### YOUR TASK
Transcribe all the entries word for word, but omit the images.

### DATA SUPPLIED
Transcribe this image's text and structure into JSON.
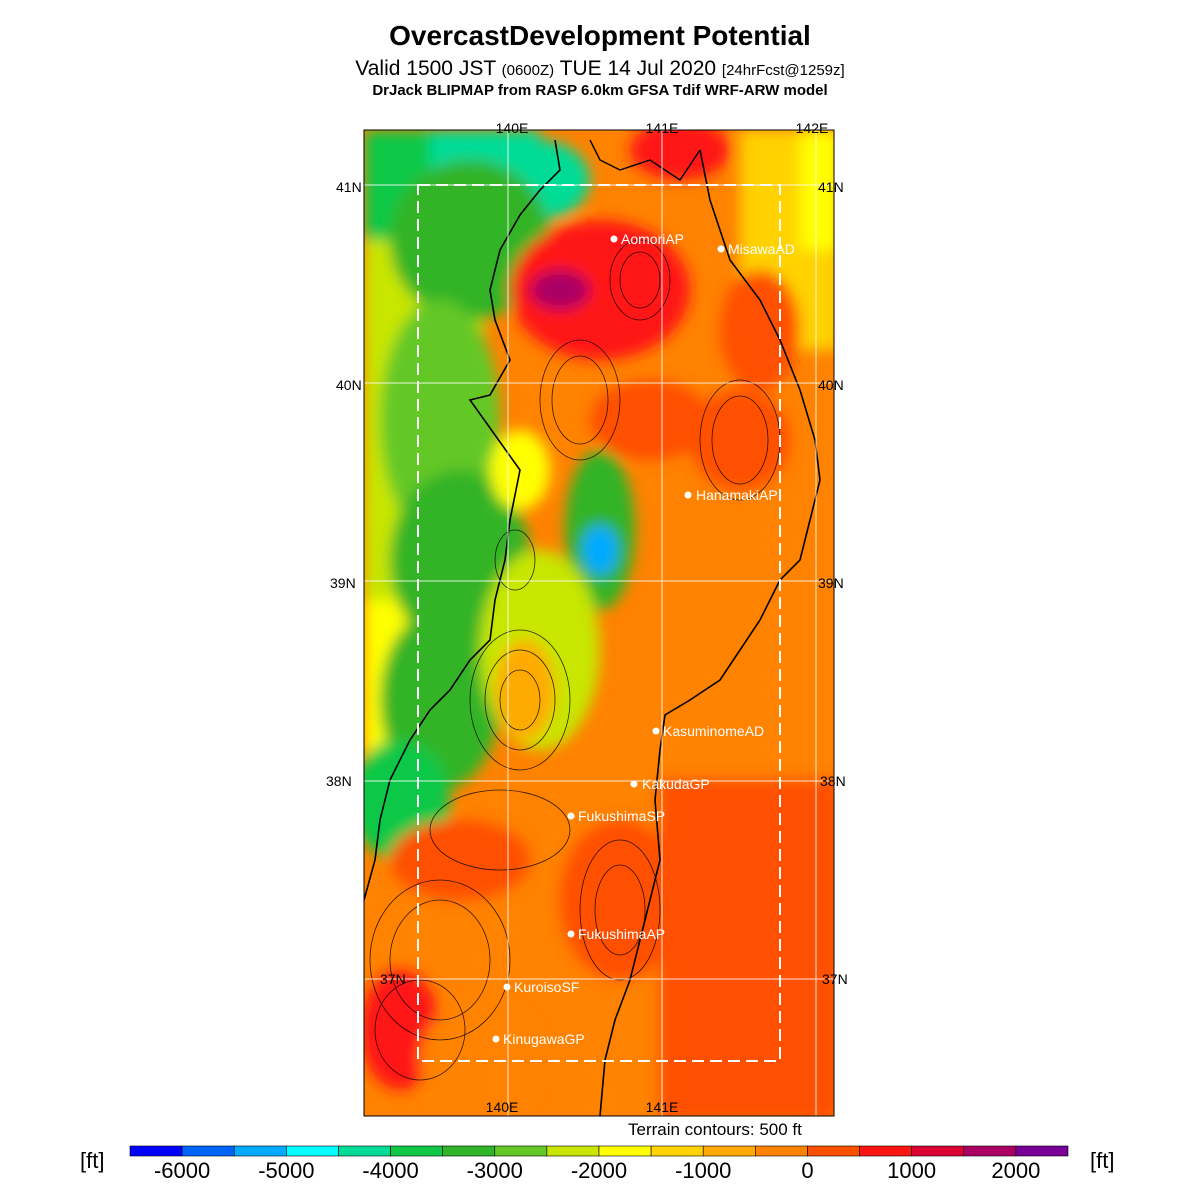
{
  "header": {
    "title": "OvercastDevelopment Potential",
    "valid_prefix": "Valid 1500 JST",
    "valid_utc": "(0600Z)",
    "valid_date": "TUE 14 Jul 2020",
    "forecast_info": "[24hrFcst@1259z]",
    "model_line": "DrJack BLIPMAP from RASP 6.0km GFSA Tdif WRF-ARW model"
  },
  "map": {
    "lon_labels_top": [
      "140E",
      "141E",
      "142E"
    ],
    "lon_labels_bottom": [
      "140E",
      "141E"
    ],
    "lat_labels_left": [
      "41N",
      "40N",
      "39N",
      "38N",
      "37N"
    ],
    "lat_labels_right": [
      "41N",
      "40N",
      "39N",
      "38N",
      "37N"
    ],
    "stations": [
      {
        "name": "AomoriAP"
      },
      {
        "name": "MisawaAD"
      },
      {
        "name": "HanamakiAP"
      },
      {
        "name": "KasuminomeAD"
      },
      {
        "name": "KakudaGP"
      },
      {
        "name": "FukushimaSP"
      },
      {
        "name": "FukushimaAP"
      },
      {
        "name": "KuroisoSF"
      },
      {
        "name": "KinugawaGP"
      }
    ],
    "terrain_note": "Terrain contours: 500 ft"
  },
  "colorbar": {
    "unit": "[ft]",
    "ticks": [
      "-6000",
      "-5000",
      "-4000",
      "-3000",
      "-2000",
      "-1000",
      "0",
      "1000",
      "2000"
    ],
    "colors": [
      "#0000ff",
      "#0064ff",
      "#00aaff",
      "#00ffff",
      "#00dc96",
      "#10c846",
      "#30b428",
      "#64c828",
      "#c8e600",
      "#ffff00",
      "#ffd200",
      "#ffaa00",
      "#ff8200",
      "#ff5000",
      "#ff1414",
      "#dc0032",
      "#aa0064",
      "#780096"
    ]
  }
}
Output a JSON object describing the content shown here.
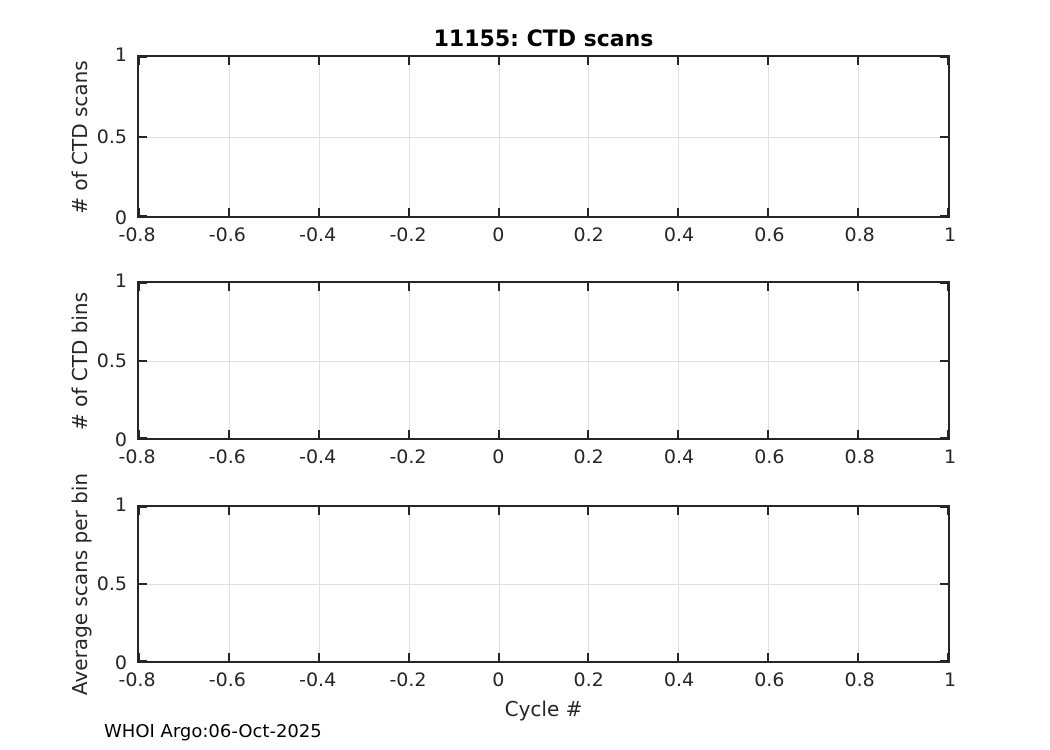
{
  "figure": {
    "title": "11155: CTD scans",
    "xlabel": "Cycle #",
    "footer": "WHOI Argo:06-Oct-2025",
    "colors": {
      "background": "#ffffff",
      "axis": "#262626",
      "grid": "#e0e0e0",
      "title_text": "#000000",
      "tick_text": "#262626"
    }
  },
  "chart_data": [
    {
      "type": "line",
      "title": "11155: CTD scans",
      "ylabel": "# of CTD scans",
      "xlabel": "",
      "xlim": [
        -0.8,
        1
      ],
      "ylim": [
        0,
        1
      ],
      "xticks": [
        -0.8,
        -0.6,
        -0.4,
        -0.2,
        0,
        0.2,
        0.4,
        0.6,
        0.8,
        1
      ],
      "yticks": [
        0,
        0.5,
        1
      ],
      "grid": true,
      "legend": null,
      "series": []
    },
    {
      "type": "line",
      "title": "",
      "ylabel": "# of CTD bins",
      "xlabel": "",
      "xlim": [
        -0.8,
        1
      ],
      "ylim": [
        0,
        1
      ],
      "xticks": [
        -0.8,
        -0.6,
        -0.4,
        -0.2,
        0,
        0.2,
        0.4,
        0.6,
        0.8,
        1
      ],
      "yticks": [
        0,
        0.5,
        1
      ],
      "grid": true,
      "legend": null,
      "series": []
    },
    {
      "type": "line",
      "title": "",
      "ylabel": "Average scans per bin",
      "xlabel": "Cycle #",
      "xlim": [
        -0.8,
        1
      ],
      "ylim": [
        0,
        1
      ],
      "xticks": [
        -0.8,
        -0.6,
        -0.4,
        -0.2,
        0,
        0.2,
        0.4,
        0.6,
        0.8,
        1
      ],
      "yticks": [
        0,
        0.5,
        1
      ],
      "grid": true,
      "legend": null,
      "series": []
    }
  ]
}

### THE COMPLETED TASK
Transcribe this image's text and structure into JSON.
{
  "header": {
    "title": "OvercastDevelopment Potential",
    "valid_prefix": "Valid 1500 JST",
    "valid_utc": "(0600Z)",
    "valid_date": "TUE 14 Jul 2020",
    "forecast_info": "[24hrFcst@1259z]",
    "model_line": "DrJack BLIPMAP from RASP 6.0km GFSA Tdif WRF-ARW model"
  },
  "map": {
    "lon_labels_top": [
      "140E",
      "141E",
      "142E"
    ],
    "lon_labels_bottom": [
      "140E",
      "141E"
    ],
    "lat_labels_left": [
      "41N",
      "40N",
      "39N",
      "38N",
      "37N"
    ],
    "lat_labels_right": [
      "41N",
      "40N",
      "39N",
      "38N",
      "37N"
    ],
    "stations": [
      {
        "name": "AomoriAP"
      },
      {
        "name": "MisawaAD"
      },
      {
        "name": "HanamakiAP"
      },
      {
        "name": "KasuminomeAD"
      },
      {
        "name": "KakudaGP"
      },
      {
        "name": "FukushimaSP"
      },
      {
        "name": "FukushimaAP"
      },
      {
        "name": "KuroisoSF"
      },
      {
        "name": "KinugawaGP"
      }
    ],
    "terrain_note": "Terrain contours: 500 ft"
  },
  "colorbar": {
    "unit": "[ft]",
    "ticks": [
      "-6000",
      "-5000",
      "-4000",
      "-3000",
      "-2000",
      "-1000",
      "0",
      "1000",
      "2000"
    ],
    "colors": [
      "#0000ff",
      "#0064ff",
      "#00aaff",
      "#00ffff",
      "#00dc96",
      "#10c846",
      "#30b428",
      "#64c828",
      "#c8e600",
      "#ffff00",
      "#ffd200",
      "#ffaa00",
      "#ff8200",
      "#ff5000",
      "#ff1414",
      "#dc0032",
      "#aa0064",
      "#780096"
    ]
  }
}
Output a JSON object describing the content shown here.
{
  "figure": {
    "title": "11155: CTD scans",
    "xlabel": "Cycle #",
    "footer": "WHOI Argo:06-Oct-2025",
    "colors": {
      "background": "#ffffff",
      "axis": "#262626",
      "grid": "#e0e0e0",
      "title_text": "#000000",
      "tick_text": "#262626"
    }
  },
  "chart_data": [
    {
      "type": "line",
      "title": "11155: CTD scans",
      "ylabel": "# of CTD scans",
      "xlabel": "",
      "xlim": [
        -0.8,
        1
      ],
      "ylim": [
        0,
        1
      ],
      "xticks": [
        -0.8,
        -0.6,
        -0.4,
        -0.2,
        0,
        0.2,
        0.4,
        0.6,
        0.8,
        1
      ],
      "yticks": [
        0,
        0.5,
        1
      ],
      "grid": true,
      "legend": null,
      "series": []
    },
    {
      "type": "line",
      "title": "",
      "ylabel": "# of CTD bins",
      "xlabel": "",
      "xlim": [
        -0.8,
        1
      ],
      "ylim": [
        0,
        1
      ],
      "xticks": [
        -0.8,
        -0.6,
        -0.4,
        -0.2,
        0,
        0.2,
        0.4,
        0.6,
        0.8,
        1
      ],
      "yticks": [
        0,
        0.5,
        1
      ],
      "grid": true,
      "legend": null,
      "series": []
    },
    {
      "type": "line",
      "title": "",
      "ylabel": "Average scans per bin",
      "xlabel": "Cycle #",
      "xlim": [
        -0.8,
        1
      ],
      "ylim": [
        0,
        1
      ],
      "xticks": [
        -0.8,
        -0.6,
        -0.4,
        -0.2,
        0,
        0.2,
        0.4,
        0.6,
        0.8,
        1
      ],
      "yticks": [
        0,
        0.5,
        1
      ],
      "grid": true,
      "legend": null,
      "series": []
    }
  ]
}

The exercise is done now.